(Records contained in a dataset)

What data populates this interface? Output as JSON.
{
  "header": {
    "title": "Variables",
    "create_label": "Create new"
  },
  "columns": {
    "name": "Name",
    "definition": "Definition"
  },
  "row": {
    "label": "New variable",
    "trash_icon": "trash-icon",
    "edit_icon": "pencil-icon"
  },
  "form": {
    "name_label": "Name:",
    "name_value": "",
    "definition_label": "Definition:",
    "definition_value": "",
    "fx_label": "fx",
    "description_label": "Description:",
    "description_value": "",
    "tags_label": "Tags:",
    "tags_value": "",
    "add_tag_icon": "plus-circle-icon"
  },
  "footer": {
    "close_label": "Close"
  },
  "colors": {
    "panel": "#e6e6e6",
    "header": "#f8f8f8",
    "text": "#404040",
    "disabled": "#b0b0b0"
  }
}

=== Instructions to follow ===
All of the data above should be transcribed exactly.

=== Task output ===
What data populates this interface? Output as JSON.
{
  "header": {
    "title": "Variables",
    "create_label": "Create new"
  },
  "columns": {
    "name": "Name",
    "definition": "Definition"
  },
  "row": {
    "label": "New variable",
    "trash_icon": "trash-icon",
    "edit_icon": "pencil-icon"
  },
  "form": {
    "name_label": "Name:",
    "name_value": "",
    "definition_label": "Definition:",
    "definition_value": "",
    "fx_label": "fx",
    "description_label": "Description:",
    "description_value": "",
    "tags_label": "Tags:",
    "tags_value": "",
    "add_tag_icon": "plus-circle-icon"
  },
  "footer": {
    "close_label": "Close"
  },
  "colors": {
    "panel": "#e6e6e6",
    "header": "#f8f8f8",
    "text": "#404040",
    "disabled": "#b0b0b0"
  }
}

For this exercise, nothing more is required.